■ Problem description
Extract every line below that contains the word "задачі".

■ Entries
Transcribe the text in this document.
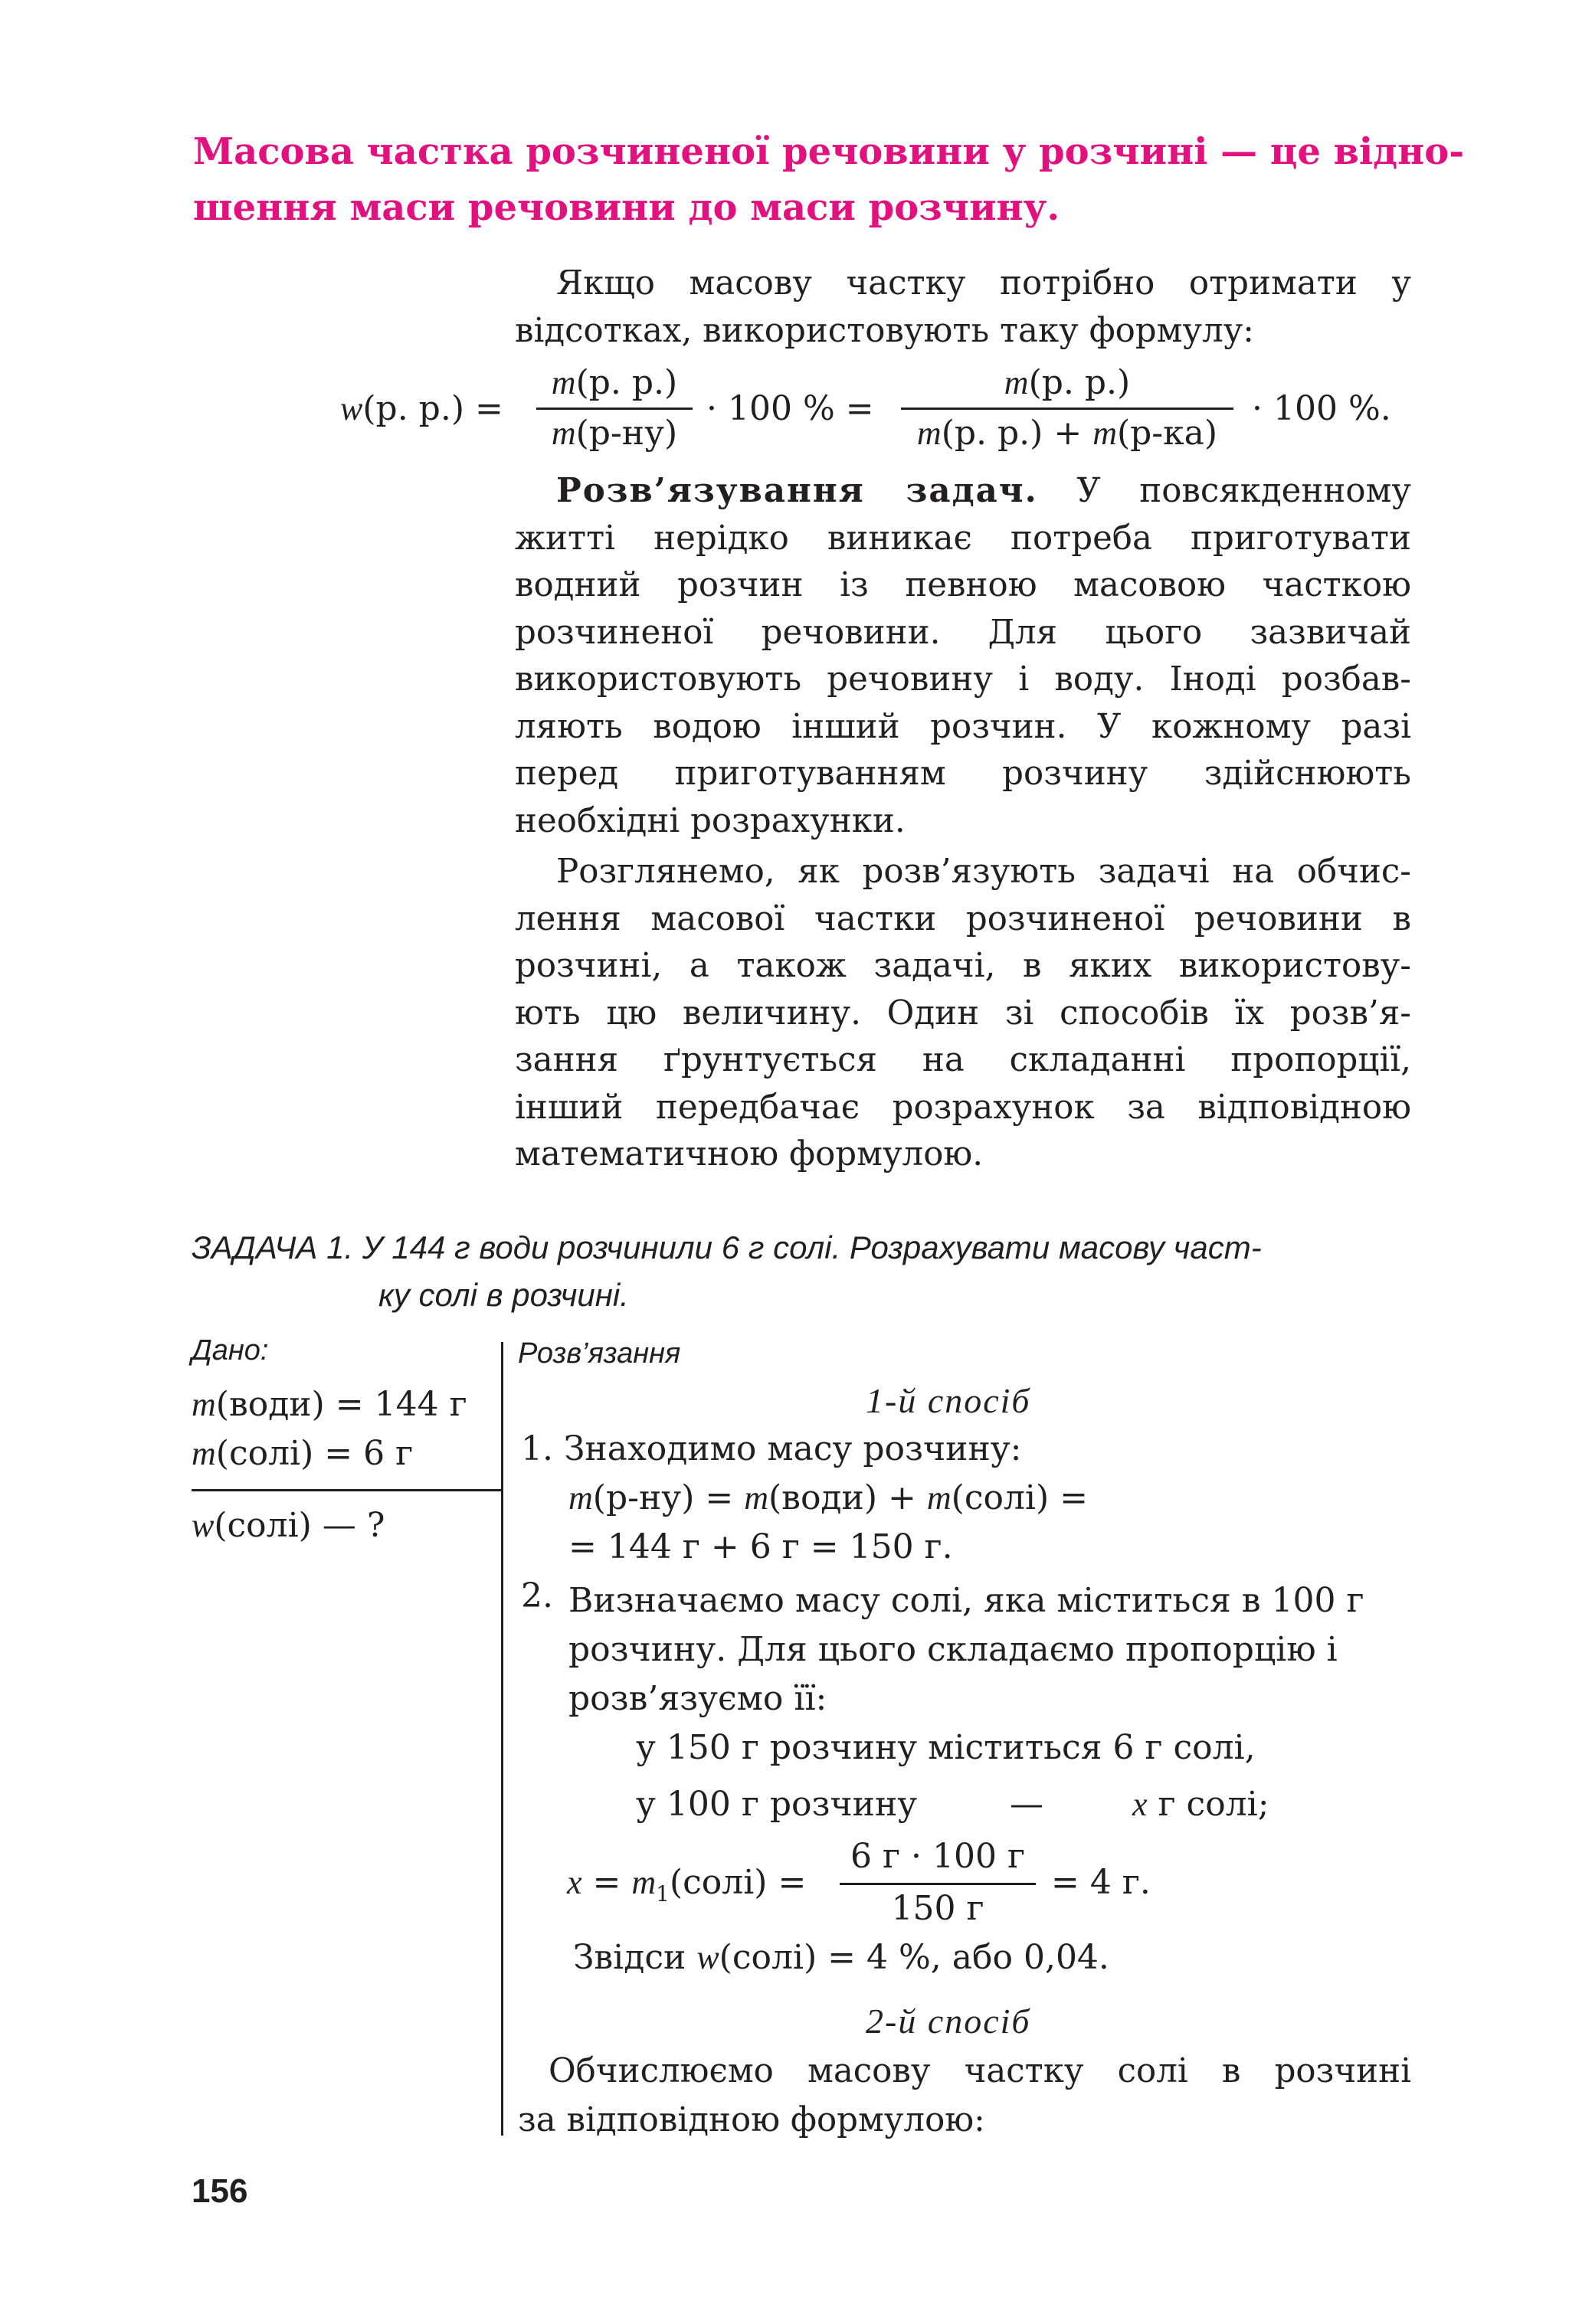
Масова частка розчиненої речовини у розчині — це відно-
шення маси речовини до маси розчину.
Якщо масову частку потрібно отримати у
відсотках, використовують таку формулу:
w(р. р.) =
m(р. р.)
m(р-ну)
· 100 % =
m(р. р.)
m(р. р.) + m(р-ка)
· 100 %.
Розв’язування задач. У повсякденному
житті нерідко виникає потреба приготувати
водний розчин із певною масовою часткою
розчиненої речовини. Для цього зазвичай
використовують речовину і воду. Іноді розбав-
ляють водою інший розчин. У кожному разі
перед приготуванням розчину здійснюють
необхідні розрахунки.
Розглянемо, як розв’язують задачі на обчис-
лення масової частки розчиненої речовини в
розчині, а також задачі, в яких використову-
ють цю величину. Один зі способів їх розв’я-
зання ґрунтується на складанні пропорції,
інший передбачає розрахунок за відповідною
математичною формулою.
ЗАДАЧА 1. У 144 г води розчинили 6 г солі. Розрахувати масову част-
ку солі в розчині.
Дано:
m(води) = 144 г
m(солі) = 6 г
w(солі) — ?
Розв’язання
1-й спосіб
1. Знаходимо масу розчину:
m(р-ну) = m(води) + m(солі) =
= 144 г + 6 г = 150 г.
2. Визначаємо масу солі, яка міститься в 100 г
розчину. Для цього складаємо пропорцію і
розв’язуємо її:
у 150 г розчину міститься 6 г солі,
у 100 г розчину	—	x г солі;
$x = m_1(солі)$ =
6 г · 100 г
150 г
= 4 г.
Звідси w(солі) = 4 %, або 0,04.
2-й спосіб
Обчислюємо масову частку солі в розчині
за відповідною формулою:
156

---

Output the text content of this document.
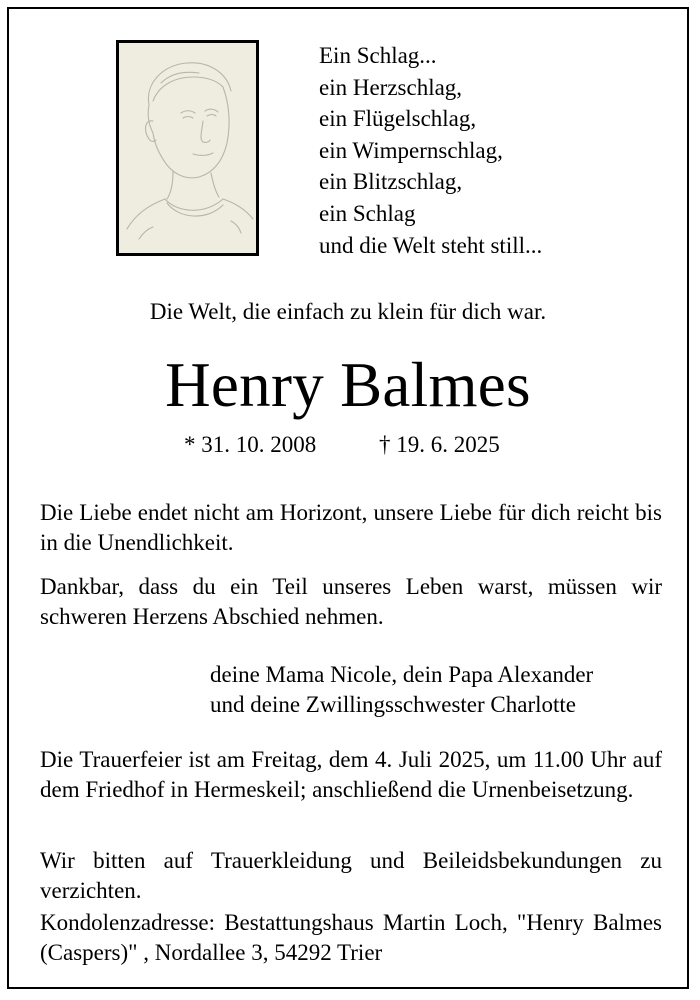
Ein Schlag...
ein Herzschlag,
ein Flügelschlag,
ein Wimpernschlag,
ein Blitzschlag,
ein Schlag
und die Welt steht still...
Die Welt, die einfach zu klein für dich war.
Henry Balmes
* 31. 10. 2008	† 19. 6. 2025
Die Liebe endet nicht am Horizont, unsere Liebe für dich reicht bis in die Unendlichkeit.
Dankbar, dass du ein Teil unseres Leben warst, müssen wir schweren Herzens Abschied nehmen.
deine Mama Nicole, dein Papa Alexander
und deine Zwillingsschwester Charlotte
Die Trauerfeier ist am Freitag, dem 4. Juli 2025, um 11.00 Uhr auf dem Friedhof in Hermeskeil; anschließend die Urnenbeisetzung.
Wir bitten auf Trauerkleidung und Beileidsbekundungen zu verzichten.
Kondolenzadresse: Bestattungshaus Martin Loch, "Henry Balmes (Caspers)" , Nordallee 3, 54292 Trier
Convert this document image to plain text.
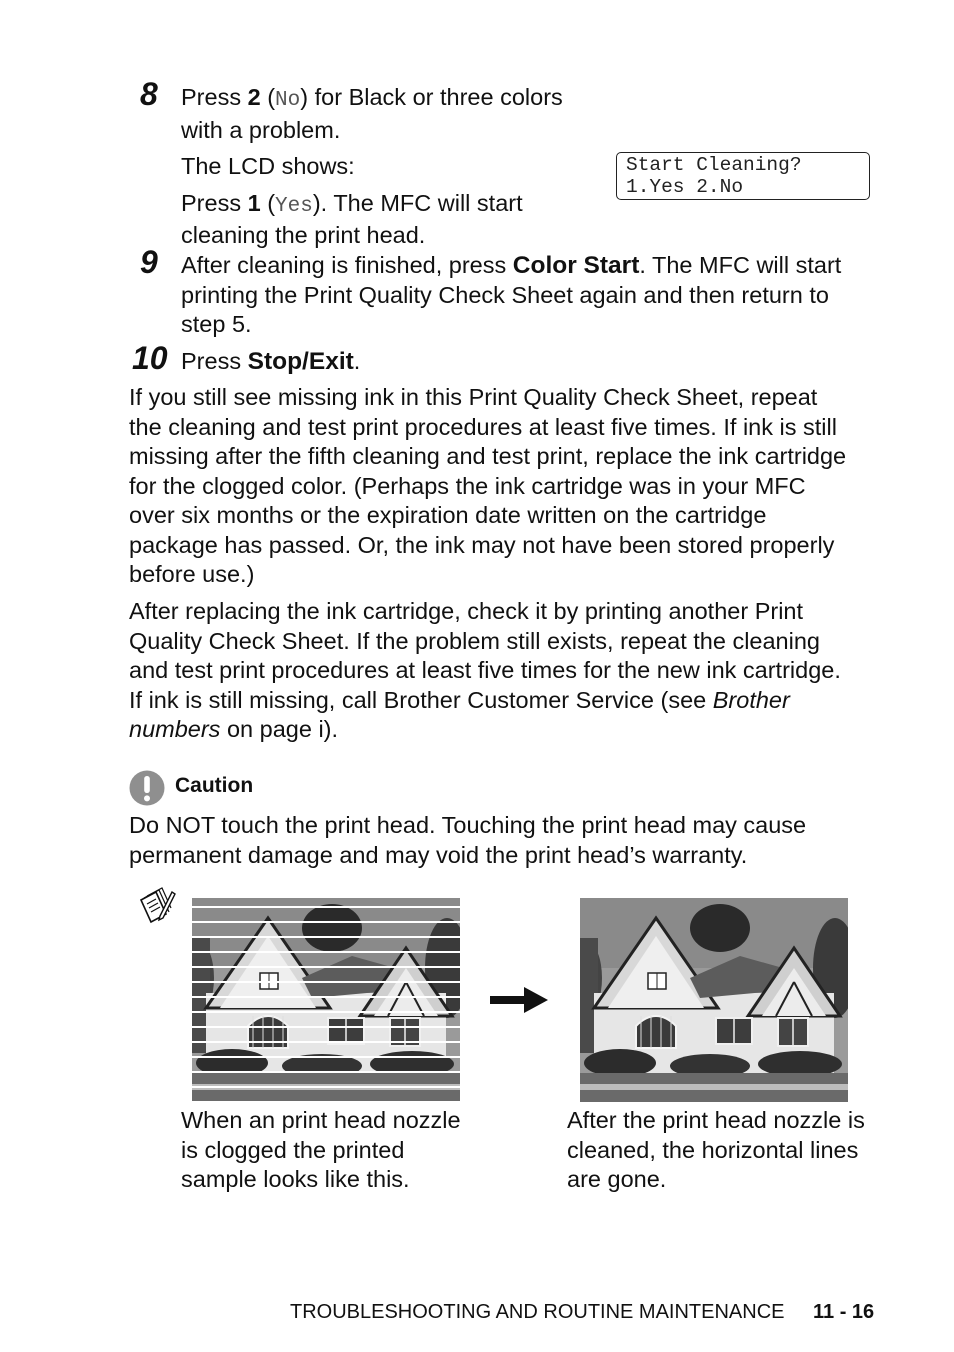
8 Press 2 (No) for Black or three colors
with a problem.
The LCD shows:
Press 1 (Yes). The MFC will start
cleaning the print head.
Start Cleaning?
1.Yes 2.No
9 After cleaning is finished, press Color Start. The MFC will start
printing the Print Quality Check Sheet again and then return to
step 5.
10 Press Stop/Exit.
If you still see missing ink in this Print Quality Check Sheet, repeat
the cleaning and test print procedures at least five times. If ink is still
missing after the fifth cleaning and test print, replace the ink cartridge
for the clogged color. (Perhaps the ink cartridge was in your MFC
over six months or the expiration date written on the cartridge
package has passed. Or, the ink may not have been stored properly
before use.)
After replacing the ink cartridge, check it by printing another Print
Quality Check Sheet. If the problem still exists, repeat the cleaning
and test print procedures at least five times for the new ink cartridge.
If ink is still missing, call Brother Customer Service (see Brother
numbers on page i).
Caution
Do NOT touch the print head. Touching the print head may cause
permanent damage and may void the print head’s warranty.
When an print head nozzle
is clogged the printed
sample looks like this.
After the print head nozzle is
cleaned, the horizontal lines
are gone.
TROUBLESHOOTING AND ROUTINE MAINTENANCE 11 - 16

■ Answer for the task
Розглянемо, як розв’язують задачі на обчис-
розчині, а також задачі, в яких використову-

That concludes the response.